> Aim of the exercise
Extract the text of every entry below exactly; leave images out.

> Raw data
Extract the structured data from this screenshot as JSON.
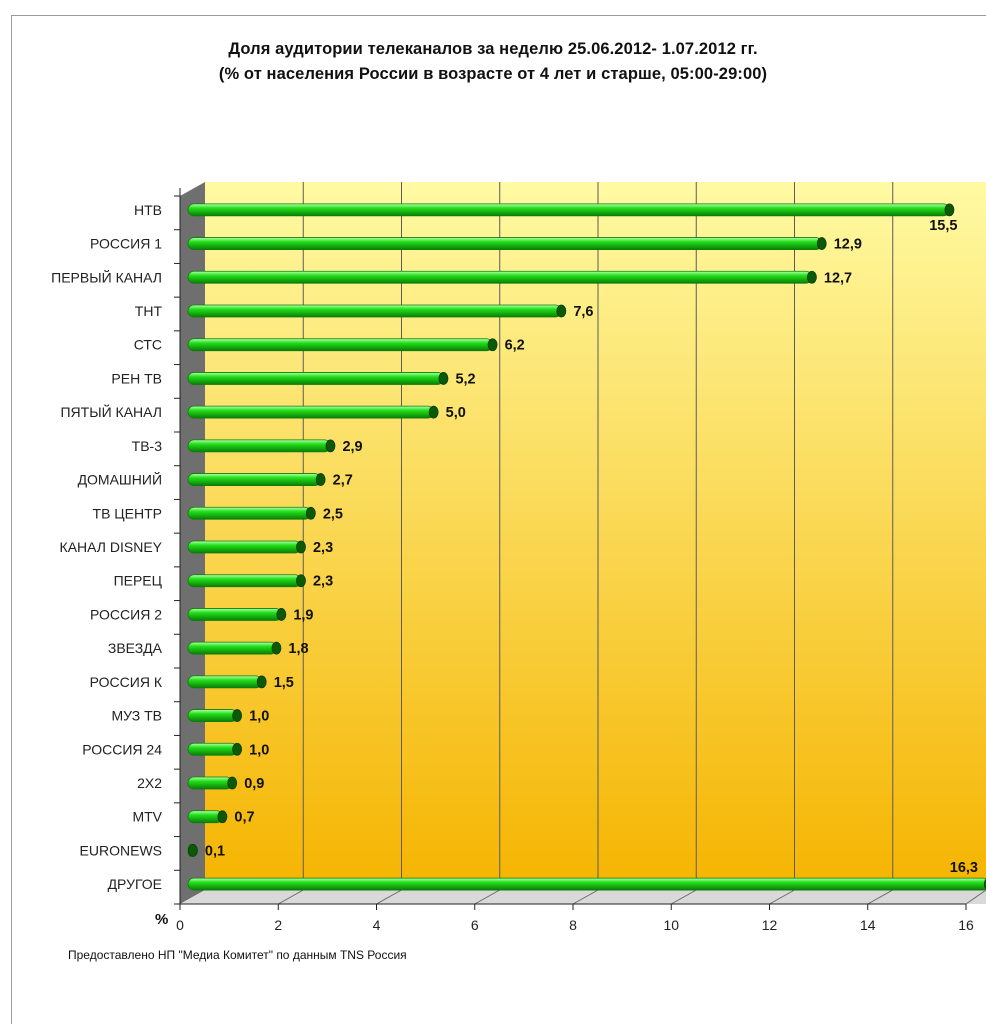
{
  "title_line1": "Доля аудитории телеканалов за неделю 25.06.2012- 1.07.2012 гг.",
  "title_line2": "(% от населения России в возрасте от 4 лет и старше, 05:00-29:00)",
  "source_note": "Предоставлено НП \"Медиа Комитет\" по данным TNS Россия",
  "colors": {
    "bar_main": "#22e01a",
    "bar_dark": "#0a7d05",
    "bar_cap": "#0c5a08",
    "plot_top": "#fffaa3",
    "plot_bottom": "#f5b400",
    "wall": "#6f6f6f"
  },
  "chart_data": {
    "type": "bar",
    "orientation": "horizontal",
    "title": "Доля аудитории телеканалов за неделю 25.06.2012- 1.07.2012 гг.",
    "subtitle": "(% от населения России в возрасте от 4 лет и старше, 05:00-29:00)",
    "xlabel": "%",
    "ylabel": "",
    "xlim": [
      0,
      16
    ],
    "xticks": [
      0,
      2,
      4,
      6,
      8,
      10,
      12,
      14,
      16
    ],
    "grid": true,
    "legend": "none",
    "categories": [
      "НТВ",
      "РОССИЯ 1",
      "ПЕРВЫЙ КАНАЛ",
      "ТНТ",
      "СТС",
      "РЕН ТВ",
      "ПЯТЫЙ КАНАЛ",
      "ТВ-3",
      "ДОМАШНИЙ",
      "ТВ ЦЕНТР",
      "КАНАЛ DISNEY",
      "ПЕРЕЦ",
      "РОССИЯ 2",
      "ЗВЕЗДА",
      "РОССИЯ К",
      "МУЗ ТВ",
      "РОССИЯ 24",
      "2Х2",
      "MTV",
      "EURONEWS",
      "ДРУГОЕ"
    ],
    "values": [
      15.5,
      12.9,
      12.7,
      7.6,
      6.2,
      5.2,
      5.0,
      2.9,
      2.7,
      2.5,
      2.3,
      2.3,
      1.9,
      1.8,
      1.5,
      1.0,
      1.0,
      0.9,
      0.7,
      0.1,
      16.3
    ],
    "value_labels": [
      "15,5",
      "12,9",
      "12,7",
      "7,6",
      "6,2",
      "5,2",
      "5,0",
      "2,9",
      "2,7",
      "2,5",
      "2,3",
      "2,3",
      "1,9",
      "1,8",
      "1,5",
      "1,0",
      "1,0",
      "0,9",
      "0,7",
      "0,1",
      "16,3"
    ]
  }
}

> Finished task
Extract the structured data from this screenshot as JSON.
{
  "title_line1": "Доля аудитории телеканалов за неделю 25.06.2012- 1.07.2012 гг.",
  "title_line2": "(% от населения России в возрасте от 4 лет и старше, 05:00-29:00)",
  "source_note": "Предоставлено НП \"Медиа Комитет\" по данным TNS Россия",
  "colors": {
    "bar_main": "#22e01a",
    "bar_dark": "#0a7d05",
    "bar_cap": "#0c5a08",
    "plot_top": "#fffaa3",
    "plot_bottom": "#f5b400",
    "wall": "#6f6f6f"
  },
  "chart_data": {
    "type": "bar",
    "orientation": "horizontal",
    "title": "Доля аудитории телеканалов за неделю 25.06.2012- 1.07.2012 гг.",
    "subtitle": "(% от населения России в возрасте от 4 лет и старше, 05:00-29:00)",
    "xlabel": "%",
    "ylabel": "",
    "xlim": [
      0,
      16
    ],
    "xticks": [
      0,
      2,
      4,
      6,
      8,
      10,
      12,
      14,
      16
    ],
    "grid": true,
    "legend": "none",
    "categories": [
      "НТВ",
      "РОССИЯ 1",
      "ПЕРВЫЙ КАНАЛ",
      "ТНТ",
      "СТС",
      "РЕН ТВ",
      "ПЯТЫЙ КАНАЛ",
      "ТВ-3",
      "ДОМАШНИЙ",
      "ТВ ЦЕНТР",
      "КАНАЛ DISNEY",
      "ПЕРЕЦ",
      "РОССИЯ 2",
      "ЗВЕЗДА",
      "РОССИЯ К",
      "МУЗ ТВ",
      "РОССИЯ 24",
      "2Х2",
      "MTV",
      "EURONEWS",
      "ДРУГОЕ"
    ],
    "values": [
      15.5,
      12.9,
      12.7,
      7.6,
      6.2,
      5.2,
      5.0,
      2.9,
      2.7,
      2.5,
      2.3,
      2.3,
      1.9,
      1.8,
      1.5,
      1.0,
      1.0,
      0.9,
      0.7,
      0.1,
      16.3
    ],
    "value_labels": [
      "15,5",
      "12,9",
      "12,7",
      "7,6",
      "6,2",
      "5,2",
      "5,0",
      "2,9",
      "2,7",
      "2,5",
      "2,3",
      "2,3",
      "1,9",
      "1,8",
      "1,5",
      "1,0",
      "1,0",
      "0,9",
      "0,7",
      "0,1",
      "16,3"
    ]
  }
}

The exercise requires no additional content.